▶ [Problem to work on] Go through the entries one line at a time, and gather every line that has the word "title".

************

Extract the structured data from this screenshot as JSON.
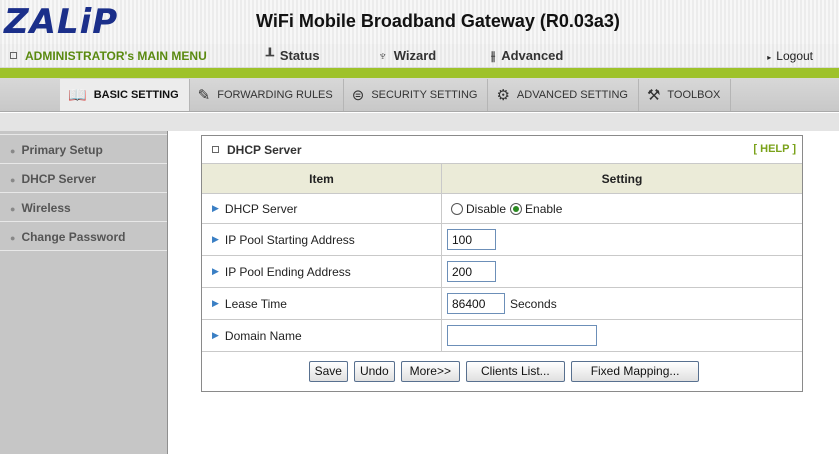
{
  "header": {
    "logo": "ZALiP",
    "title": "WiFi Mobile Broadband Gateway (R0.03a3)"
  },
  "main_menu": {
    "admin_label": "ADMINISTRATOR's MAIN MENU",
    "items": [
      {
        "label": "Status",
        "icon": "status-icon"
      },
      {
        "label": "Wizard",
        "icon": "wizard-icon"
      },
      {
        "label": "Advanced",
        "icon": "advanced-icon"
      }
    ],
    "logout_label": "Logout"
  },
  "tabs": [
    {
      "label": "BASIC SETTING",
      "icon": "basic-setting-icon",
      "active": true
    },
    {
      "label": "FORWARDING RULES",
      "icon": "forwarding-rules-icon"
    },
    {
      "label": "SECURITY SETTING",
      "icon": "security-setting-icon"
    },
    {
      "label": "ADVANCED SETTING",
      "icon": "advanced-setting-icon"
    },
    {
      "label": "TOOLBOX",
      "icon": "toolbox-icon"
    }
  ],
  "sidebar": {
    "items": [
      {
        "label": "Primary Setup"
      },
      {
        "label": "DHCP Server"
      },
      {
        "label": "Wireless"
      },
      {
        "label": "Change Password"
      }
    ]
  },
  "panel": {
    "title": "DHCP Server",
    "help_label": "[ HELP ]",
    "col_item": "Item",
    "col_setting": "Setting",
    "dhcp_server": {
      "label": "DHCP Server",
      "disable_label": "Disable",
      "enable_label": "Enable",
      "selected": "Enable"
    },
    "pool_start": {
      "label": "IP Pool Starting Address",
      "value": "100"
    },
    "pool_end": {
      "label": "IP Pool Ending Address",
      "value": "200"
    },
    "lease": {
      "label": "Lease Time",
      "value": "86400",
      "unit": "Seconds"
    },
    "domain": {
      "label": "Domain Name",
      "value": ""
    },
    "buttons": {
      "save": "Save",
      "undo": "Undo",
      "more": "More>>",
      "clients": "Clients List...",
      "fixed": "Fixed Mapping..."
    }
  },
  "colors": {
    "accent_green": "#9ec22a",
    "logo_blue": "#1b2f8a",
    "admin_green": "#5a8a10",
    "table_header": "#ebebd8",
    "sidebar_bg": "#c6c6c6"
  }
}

************

▶ [Answer for the task]
    "title": "WiFi Mobile Broadband Gateway (R0.03a3)"
    "title": "DHCP Server",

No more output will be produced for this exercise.